**Records for the task:**
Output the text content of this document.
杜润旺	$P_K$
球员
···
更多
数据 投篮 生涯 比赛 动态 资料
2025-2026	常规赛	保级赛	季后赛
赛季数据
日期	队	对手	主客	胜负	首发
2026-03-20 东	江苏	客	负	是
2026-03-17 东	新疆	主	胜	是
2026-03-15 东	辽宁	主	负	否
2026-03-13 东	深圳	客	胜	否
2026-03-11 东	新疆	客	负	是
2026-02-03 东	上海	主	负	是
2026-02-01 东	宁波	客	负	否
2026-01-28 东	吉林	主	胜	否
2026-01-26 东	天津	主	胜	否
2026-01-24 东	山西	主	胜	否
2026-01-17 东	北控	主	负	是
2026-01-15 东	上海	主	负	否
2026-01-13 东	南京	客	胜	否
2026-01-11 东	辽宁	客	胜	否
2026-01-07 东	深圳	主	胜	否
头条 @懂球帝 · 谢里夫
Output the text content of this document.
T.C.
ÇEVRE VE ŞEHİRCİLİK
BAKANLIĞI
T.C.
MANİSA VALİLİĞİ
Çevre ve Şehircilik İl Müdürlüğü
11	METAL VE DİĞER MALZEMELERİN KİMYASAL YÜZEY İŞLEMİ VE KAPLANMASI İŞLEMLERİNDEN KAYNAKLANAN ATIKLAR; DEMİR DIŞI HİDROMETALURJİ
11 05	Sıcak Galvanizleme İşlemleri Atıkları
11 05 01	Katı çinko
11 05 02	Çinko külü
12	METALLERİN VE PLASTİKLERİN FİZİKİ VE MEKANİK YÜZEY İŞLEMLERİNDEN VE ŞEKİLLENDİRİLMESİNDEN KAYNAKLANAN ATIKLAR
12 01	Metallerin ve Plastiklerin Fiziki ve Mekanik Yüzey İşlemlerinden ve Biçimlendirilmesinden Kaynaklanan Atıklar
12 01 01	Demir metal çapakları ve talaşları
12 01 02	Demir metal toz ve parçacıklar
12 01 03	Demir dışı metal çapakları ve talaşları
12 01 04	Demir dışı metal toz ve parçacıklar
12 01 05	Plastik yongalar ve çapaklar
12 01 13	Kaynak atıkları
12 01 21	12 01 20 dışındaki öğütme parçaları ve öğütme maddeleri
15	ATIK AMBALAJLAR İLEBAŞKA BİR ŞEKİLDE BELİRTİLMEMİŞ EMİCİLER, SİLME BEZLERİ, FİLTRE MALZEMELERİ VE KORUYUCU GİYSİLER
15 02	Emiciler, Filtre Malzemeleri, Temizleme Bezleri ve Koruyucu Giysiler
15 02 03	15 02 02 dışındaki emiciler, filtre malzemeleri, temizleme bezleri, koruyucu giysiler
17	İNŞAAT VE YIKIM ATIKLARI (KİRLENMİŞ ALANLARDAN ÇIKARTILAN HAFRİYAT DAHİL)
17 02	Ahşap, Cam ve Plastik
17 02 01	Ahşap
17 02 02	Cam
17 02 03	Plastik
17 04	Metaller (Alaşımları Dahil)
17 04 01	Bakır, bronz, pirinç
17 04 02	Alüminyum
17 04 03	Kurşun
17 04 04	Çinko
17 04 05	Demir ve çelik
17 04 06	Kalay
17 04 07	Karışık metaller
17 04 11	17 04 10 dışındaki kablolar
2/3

**The task:**
Reproduce all of the data exactly as given.

**Solution for this task:**
Output the text content of this document.
杜润旺	$P_K$
球员
···
更多
数据 投篮 生涯 比赛 动态 资料
2025-2026	常规赛	保级赛	季后赛
赛季数据
日期	队	对手	主客	胜负	首发
2026-03-20 东	江苏	客	负	是
2026-03-17 东	新疆	主	胜	是
2026-03-15 东	辽宁	主	负	否
2026-03-13 东	深圳	客	胜	否
2026-03-11 东	新疆	客	负	是
2026-02-03 东	上海	主	负	是
2026-02-01 东	宁波	客	负	否
2026-01-28 东	吉林	主	胜	否
2026-01-26 东	天津	主	胜	否
2026-01-24 东	山西	主	胜	否
2026-01-17 东	北控	主	负	是
2026-01-15 东	上海	主	负	否
2026-01-13 东	南京	客	胜	否
2026-01-11 东	辽宁	客	胜	否
2026-01-07 东	深圳	主	胜	否
头条 @懂球帝 · 谢里夫
Output the text content of this document.
T.C.
ÇEVRE VE ŞEHİRCİLİK
BAKANLIĞI
T.C.
MANİSA VALİLİĞİ
Çevre ve Şehircilik İl Müdürlüğü
11	METAL VE DİĞER MALZEMELERİN KİMYASAL YÜZEY İŞLEMİ VE KAPLANMASI İŞLEMLERİNDEN KAYNAKLANAN ATIKLAR; DEMİR DIŞI HİDROMETALURJİ
11 05	Sıcak Galvanizleme İşlemleri Atıkları
11 05 01	Katı çinko
11 05 02	Çinko külü
12	METALLERİN VE PLASTİKLERİN FİZİKİ VE MEKANİK YÜZEY İŞLEMLERİNDEN VE ŞEKİLLENDİRİLMESİNDEN KAYNAKLANAN ATIKLAR
12 01	Metallerin ve Plastiklerin Fiziki ve Mekanik Yüzey İşlemlerinden ve Biçimlendirilmesinden Kaynaklanan Atıklar
12 01 01	Demir metal çapakları ve talaşları
12 01 02	Demir metal toz ve parçacıklar
12 01 03	Demir dışı metal çapakları ve talaşları
12 01 04	Demir dışı metal toz ve parçacıklar
12 01 05	Plastik yongalar ve çapaklar
12 01 13	Kaynak atıkları
12 01 21	12 01 20 dışındaki öğütme parçaları ve öğütme maddeleri
15	ATIK AMBALAJLAR İLEBAŞKA BİR ŞEKİLDE BELİRTİLMEMİŞ EMİCİLER, SİLME BEZLERİ, FİLTRE MALZEMELERİ VE KORUYUCU GİYSİLER
15 02	Emiciler, Filtre Malzemeleri, Temizleme Bezleri ve Koruyucu Giysiler
15 02 03	15 02 02 dışındaki emiciler, filtre malzemeleri, temizleme bezleri, koruyucu giysiler
17	İNŞAAT VE YIKIM ATIKLARI (KİRLENMİŞ ALANLARDAN ÇIKARTILAN HAFRİYAT DAHİL)
17 02	Ahşap, Cam ve Plastik
17 02 01	Ahşap
17 02 02	Cam
17 02 03	Plastik
17 04	Metaller (Alaşımları Dahil)
17 04 01	Bakır, bronz, pirinç
17 04 02	Alüminyum
17 04 03	Kurşun
17 04 04	Çinko
17 04 05	Demir ve çelik
17 04 06	Kalay
17 04 07	Karışık metaller
17 04 11	17 04 10 dışındaki kablolar
2/3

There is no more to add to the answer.